• Material provided

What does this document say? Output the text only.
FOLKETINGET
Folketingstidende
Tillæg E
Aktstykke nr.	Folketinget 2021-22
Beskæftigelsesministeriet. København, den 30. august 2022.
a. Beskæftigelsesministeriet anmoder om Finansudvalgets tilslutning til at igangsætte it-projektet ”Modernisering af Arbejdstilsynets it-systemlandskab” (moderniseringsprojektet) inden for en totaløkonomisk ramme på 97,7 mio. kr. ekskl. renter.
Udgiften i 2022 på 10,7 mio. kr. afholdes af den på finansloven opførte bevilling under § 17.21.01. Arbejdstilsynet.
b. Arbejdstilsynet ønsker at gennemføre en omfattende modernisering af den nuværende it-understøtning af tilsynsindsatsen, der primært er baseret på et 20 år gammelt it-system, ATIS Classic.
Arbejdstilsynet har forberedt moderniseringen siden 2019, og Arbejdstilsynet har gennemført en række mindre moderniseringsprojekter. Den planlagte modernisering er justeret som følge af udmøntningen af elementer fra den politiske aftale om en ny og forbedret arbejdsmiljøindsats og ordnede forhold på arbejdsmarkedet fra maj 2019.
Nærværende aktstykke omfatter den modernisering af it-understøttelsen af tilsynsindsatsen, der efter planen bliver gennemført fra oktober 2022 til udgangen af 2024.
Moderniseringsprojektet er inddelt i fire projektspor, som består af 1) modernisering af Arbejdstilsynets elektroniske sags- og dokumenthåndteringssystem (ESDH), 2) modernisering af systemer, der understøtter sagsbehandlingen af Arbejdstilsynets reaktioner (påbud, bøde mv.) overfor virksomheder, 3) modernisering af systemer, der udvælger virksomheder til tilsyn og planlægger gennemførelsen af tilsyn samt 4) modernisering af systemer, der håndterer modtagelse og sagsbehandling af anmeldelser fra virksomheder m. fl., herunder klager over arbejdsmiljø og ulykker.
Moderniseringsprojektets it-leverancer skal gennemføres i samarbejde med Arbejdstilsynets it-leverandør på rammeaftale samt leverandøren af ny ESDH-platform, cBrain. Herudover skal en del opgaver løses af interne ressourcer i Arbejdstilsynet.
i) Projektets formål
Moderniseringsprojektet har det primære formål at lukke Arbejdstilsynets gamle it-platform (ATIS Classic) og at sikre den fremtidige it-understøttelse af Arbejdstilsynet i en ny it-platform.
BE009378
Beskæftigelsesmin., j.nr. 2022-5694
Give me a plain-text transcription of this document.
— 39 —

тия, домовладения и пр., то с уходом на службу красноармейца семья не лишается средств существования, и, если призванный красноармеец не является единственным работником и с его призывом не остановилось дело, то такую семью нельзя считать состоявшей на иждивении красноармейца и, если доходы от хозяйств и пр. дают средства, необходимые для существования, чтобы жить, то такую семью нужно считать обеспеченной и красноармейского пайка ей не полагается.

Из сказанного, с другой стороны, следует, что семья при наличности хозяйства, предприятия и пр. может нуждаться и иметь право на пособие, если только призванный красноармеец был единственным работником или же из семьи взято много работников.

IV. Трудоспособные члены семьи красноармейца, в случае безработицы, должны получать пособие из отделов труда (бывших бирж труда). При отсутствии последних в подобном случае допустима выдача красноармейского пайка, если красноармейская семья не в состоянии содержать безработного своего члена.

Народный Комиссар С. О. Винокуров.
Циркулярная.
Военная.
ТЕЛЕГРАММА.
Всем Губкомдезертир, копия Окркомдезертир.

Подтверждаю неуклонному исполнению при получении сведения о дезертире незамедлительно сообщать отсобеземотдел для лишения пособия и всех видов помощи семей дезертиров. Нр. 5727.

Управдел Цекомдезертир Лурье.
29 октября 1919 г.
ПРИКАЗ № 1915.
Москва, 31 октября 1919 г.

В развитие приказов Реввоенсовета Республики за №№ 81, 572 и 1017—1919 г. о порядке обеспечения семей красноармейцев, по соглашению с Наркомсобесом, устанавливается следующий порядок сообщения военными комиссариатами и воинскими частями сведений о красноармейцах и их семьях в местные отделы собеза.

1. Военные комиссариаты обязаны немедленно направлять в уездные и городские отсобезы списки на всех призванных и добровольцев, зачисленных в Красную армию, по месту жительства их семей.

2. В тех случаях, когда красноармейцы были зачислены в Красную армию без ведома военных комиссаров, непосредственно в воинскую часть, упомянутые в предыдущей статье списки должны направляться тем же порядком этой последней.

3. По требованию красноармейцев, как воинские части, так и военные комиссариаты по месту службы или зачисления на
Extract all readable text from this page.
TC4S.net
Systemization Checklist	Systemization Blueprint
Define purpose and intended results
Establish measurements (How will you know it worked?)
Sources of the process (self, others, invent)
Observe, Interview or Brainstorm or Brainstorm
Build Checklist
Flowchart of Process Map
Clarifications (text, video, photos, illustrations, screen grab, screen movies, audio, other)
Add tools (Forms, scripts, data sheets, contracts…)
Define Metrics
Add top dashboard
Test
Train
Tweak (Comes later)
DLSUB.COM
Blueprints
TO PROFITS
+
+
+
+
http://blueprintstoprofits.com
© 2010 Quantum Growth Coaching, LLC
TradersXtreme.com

• What is needed
Identify every line where the string "комиссариаты" appears.

• Exercise result
1. Военные комиссариаты обязаны немедленно направлять в уездные и городские отсобезы списки на всех призванных и добровольцев, зачисленных в Красную армию, по месту жительства их семей.
3. По требованию красноармейцев, как воинские части, так и военные комиссариаты по месту службы или зачисления на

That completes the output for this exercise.